▶ [Given task]:
Give the data below again exactly as written, without its pictures.

▶ [Records for the task]:
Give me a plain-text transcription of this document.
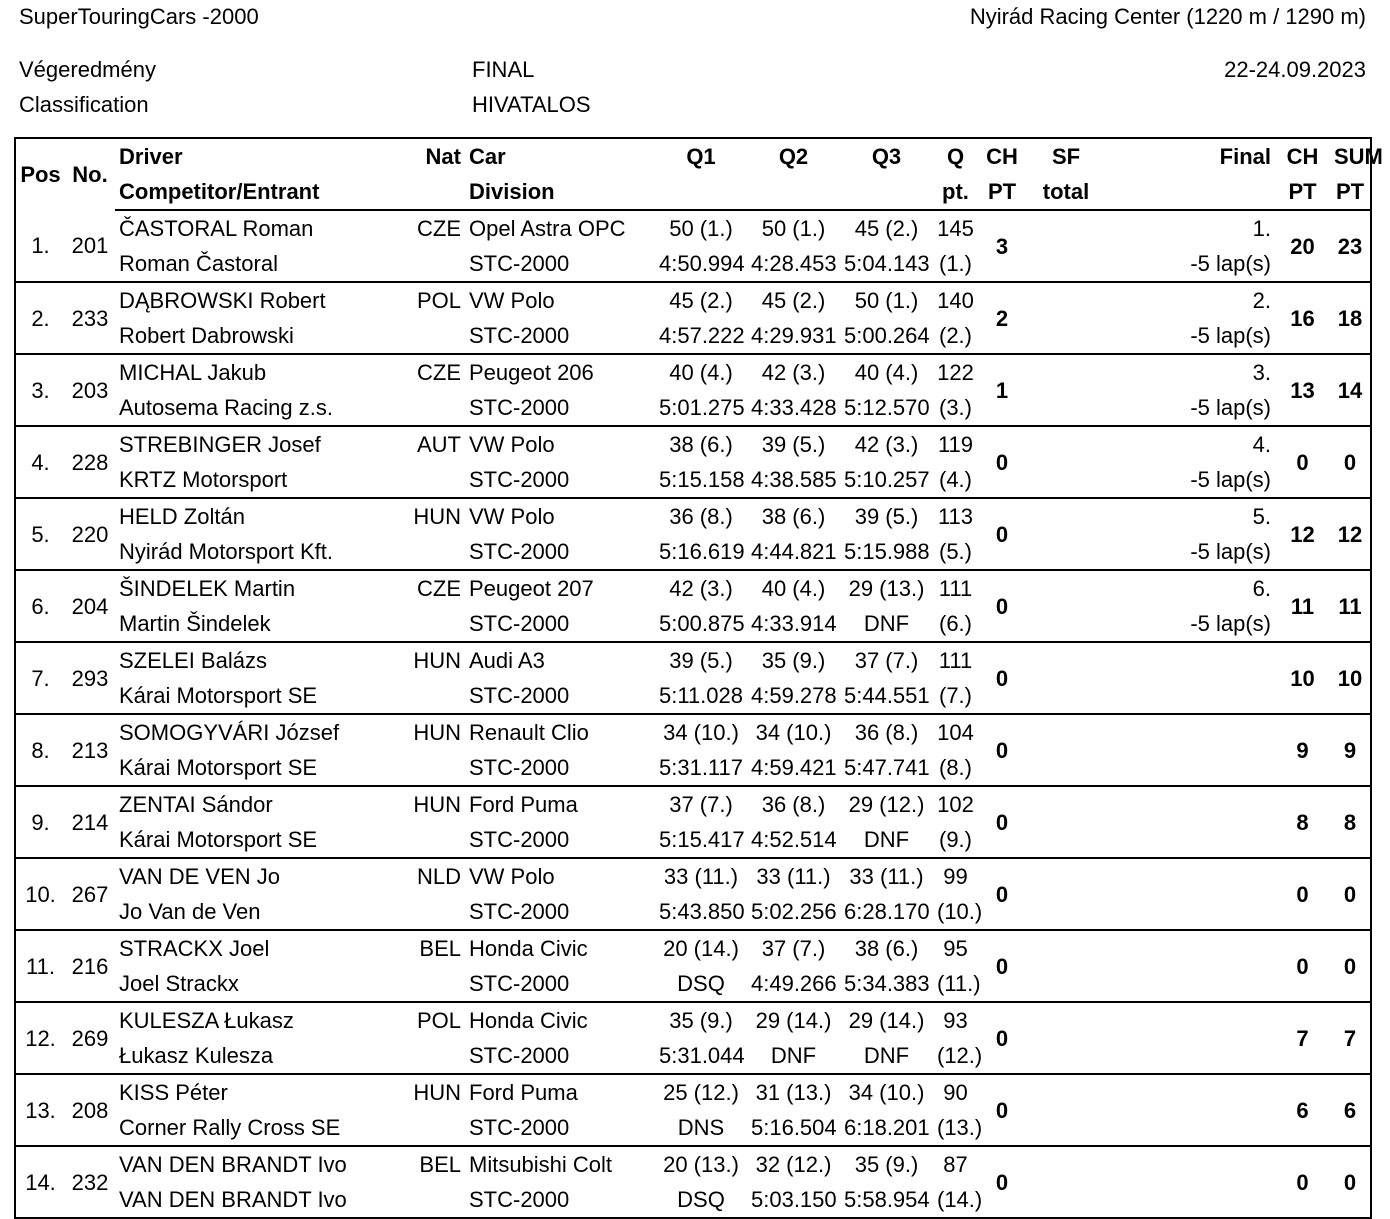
SuperTouringCars -2000	Nyirád Racing Center (1220 m / 1290 m)
Végeredmény
Classification
FINAL
HIVATALOS
22-24.09.2023
Pos	No.	Driver	Nat	Car	Q1	Q2	Q3	Q	CH	SF	Final	CH	SUM
		Competitor/Entrant		Division				pt.	PT	total		PT	PT
1.	201	ČASTORAL Roman	CZE	Opel Astra OPC	50 (1.)	50 (1.)	45 (2.)	145	3		1.	20	23
		Roman Častoral		STC-2000	4:50.994	4:28.453	5:04.143	(1.)			-5 lap(s)		
2.	233	DĄBROWSKI Robert	POL	VW Polo	45 (2.)	45 (2.)	50 (1.)	140	2		2.	16	18
		Robert Dabrowski		STC-2000	4:57.222	4:29.931	5:00.264	(2.)			-5 lap(s)		
3.	203	MICHAL Jakub	CZE	Peugeot 206	40 (4.)	42 (3.)	40 (4.)	122	1		3.	13	14
		Autosema Racing z.s.		STC-2000	5:01.275	4:33.428	5:12.570	(3.)			-5 lap(s)		
4.	228	STREBINGER Josef	AUT	VW Polo	38 (6.)	39 (5.)	42 (3.)	119	0		4.	0	0
		KRTZ Motorsport		STC-2000	5:15.158	4:38.585	5:10.257	(4.)			-5 lap(s)		
5.	220	HELD Zoltán	HUN	VW Polo	36 (8.)	38 (6.)	39 (5.)	113	0		5.	12	12
		Nyirád Motorsport Kft.		STC-2000	5:16.619	4:44.821	5:15.988	(5.)			-5 lap(s)		
6.	204	ŠINDELEK Martin	CZE	Peugeot 207	42 (3.)	40 (4.)	29 (13.)	111	0		6.	11	11
		Martin Šindelek		STC-2000	5:00.875	4:33.914	DNF	(6.)			-5 lap(s)		
7.	293	SZELEI Balázs	HUN	Audi A3	39 (5.)	35 (9.)	37 (7.)	111	0			10	10
		Kárai Motorsport SE		STC-2000	5:11.028	4:59.278	5:44.551	(7.)					
8.	213	SOMOGYVÁRI József	HUN	Renault Clio	34 (10.)	34 (10.)	36 (8.)	104	0			9	9
		Kárai Motorsport SE		STC-2000	5:31.117	4:59.421	5:47.741	(8.)					
9.	214	ZENTAI Sándor	HUN	Ford Puma	37 (7.)	36 (8.)	29 (12.)	102	0			8	8
		Kárai Motorsport SE		STC-2000	5:15.417	4:52.514	DNF	(9.)					
10.	267	VAN DE VEN Jo	NLD	VW Polo	33 (11.)	33 (11.)	33 (11.)	99	0			0	0
		Jo Van de Ven		STC-2000	5:43.850	5:02.256	6:28.170	(10.)					
11.	216	STRACKX Joel	BEL	Honda Civic	20 (14.)	37 (7.)	38 (6.)	95	0			0	0
		Joel Strackx		STC-2000	DSQ	4:49.266	5:34.383	(11.)					
12.	269	KULESZA Łukasz	POL	Honda Civic	35 (9.)	29 (14.)	29 (14.)	93	0			7	7
		Łukasz Kulesza		STC-2000	5:31.044	DNF	DNF	(12.)					
13.	208	KISS Péter	HUN	Ford Puma	25 (12.)	31 (13.)	34 (10.)	90	0			6	6
		Corner Rally Cross SE		STC-2000	DNS	5:16.504	6:18.201	(13.)					
14.	232	VAN DEN BRANDT Ivo	BEL	Mitsubishi Colt	20 (13.)	32 (12.)	35 (9.)	87	0			0	0
		VAN DEN BRANDT Ivo		STC-2000	DSQ	5:03.150	5:58.954	(14.)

▶ [Final answer]:
Give me a plain-text transcription of this document.
SuperTouringCars -2000	Nyirád Racing Center (1220 m / 1290 m)
Végeredmény
Classification
FINAL
HIVATALOS
22-24.09.2023
Pos	No.	Driver	Nat	Car	Q1	Q2	Q3	Q	CH	SF	Final	CH	SUM
		Competitor/Entrant		Division				pt.	PT	total		PT	PT
1.	201	ČASTORAL Roman	CZE	Opel Astra OPC	50 (1.)	50 (1.)	45 (2.)	145	3		1.	20	23
		Roman Častoral		STC-2000	4:50.994	4:28.453	5:04.143	(1.)			-5 lap(s)		
2.	233	DĄBROWSKI Robert	POL	VW Polo	45 (2.)	45 (2.)	50 (1.)	140	2		2.	16	18
		Robert Dabrowski		STC-2000	4:57.222	4:29.931	5:00.264	(2.)			-5 lap(s)		
3.	203	MICHAL Jakub	CZE	Peugeot 206	40 (4.)	42 (3.)	40 (4.)	122	1		3.	13	14
		Autosema Racing z.s.		STC-2000	5:01.275	4:33.428	5:12.570	(3.)			-5 lap(s)		
4.	228	STREBINGER Josef	AUT	VW Polo	38 (6.)	39 (5.)	42 (3.)	119	0		4.	0	0
		KRTZ Motorsport		STC-2000	5:15.158	4:38.585	5:10.257	(4.)			-5 lap(s)		
5.	220	HELD Zoltán	HUN	VW Polo	36 (8.)	38 (6.)	39 (5.)	113	0		5.	12	12
		Nyirád Motorsport Kft.		STC-2000	5:16.619	4:44.821	5:15.988	(5.)			-5 lap(s)		
6.	204	ŠINDELEK Martin	CZE	Peugeot 207	42 (3.)	40 (4.)	29 (13.)	111	0		6.	11	11
		Martin Šindelek		STC-2000	5:00.875	4:33.914	DNF	(6.)			-5 lap(s)		
7.	293	SZELEI Balázs	HUN	Audi A3	39 (5.)	35 (9.)	37 (7.)	111	0			10	10
		Kárai Motorsport SE		STC-2000	5:11.028	4:59.278	5:44.551	(7.)					
8.	213	SOMOGYVÁRI József	HUN	Renault Clio	34 (10.)	34 (10.)	36 (8.)	104	0			9	9
		Kárai Motorsport SE		STC-2000	5:31.117	4:59.421	5:47.741	(8.)					
9.	214	ZENTAI Sándor	HUN	Ford Puma	37 (7.)	36 (8.)	29 (12.)	102	0			8	8
		Kárai Motorsport SE		STC-2000	5:15.417	4:52.514	DNF	(9.)					
10.	267	VAN DE VEN Jo	NLD	VW Polo	33 (11.)	33 (11.)	33 (11.)	99	0			0	0
		Jo Van de Ven		STC-2000	5:43.850	5:02.256	6:28.170	(10.)					
11.	216	STRACKX Joel	BEL	Honda Civic	20 (14.)	37 (7.)	38 (6.)	95	0			0	0
		Joel Strackx		STC-2000	DSQ	4:49.266	5:34.383	(11.)					
12.	269	KULESZA Łukasz	POL	Honda Civic	35 (9.)	29 (14.)	29 (14.)	93	0			7	7
		Łukasz Kulesza		STC-2000	5:31.044	DNF	DNF	(12.)					
13.	208	KISS Péter	HUN	Ford Puma	25 (12.)	31 (13.)	34 (10.)	90	0			6	6
		Corner Rally Cross SE		STC-2000	DNS	5:16.504	6:18.201	(13.)					
14.	232	VAN DEN BRANDT Ivo	BEL	Mitsubishi Colt	20 (13.)	32 (12.)	35 (9.)	87	0			0	0
		VAN DEN BRANDT Ivo		STC-2000	DSQ	5:03.150	5:58.954	(14.)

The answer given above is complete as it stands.